Exercise →
Count the lines below that contain the string "text", with matching case. Reply with the number alone.
============================================================
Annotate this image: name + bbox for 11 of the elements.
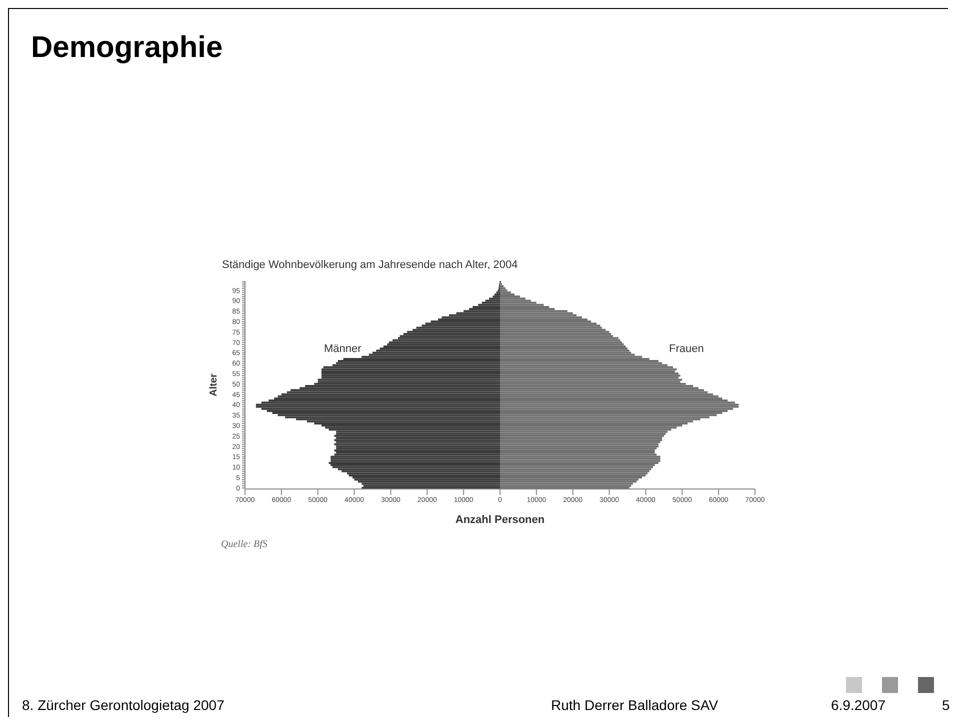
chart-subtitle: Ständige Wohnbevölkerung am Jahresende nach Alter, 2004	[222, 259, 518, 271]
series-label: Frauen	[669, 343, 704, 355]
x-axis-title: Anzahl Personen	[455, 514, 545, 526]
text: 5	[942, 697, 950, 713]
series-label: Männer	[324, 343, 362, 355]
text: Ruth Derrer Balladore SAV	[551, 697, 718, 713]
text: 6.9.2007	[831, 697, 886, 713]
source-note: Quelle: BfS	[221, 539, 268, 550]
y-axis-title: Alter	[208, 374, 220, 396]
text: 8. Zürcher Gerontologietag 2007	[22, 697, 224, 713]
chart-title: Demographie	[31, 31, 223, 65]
============================================================
Answer in full →
4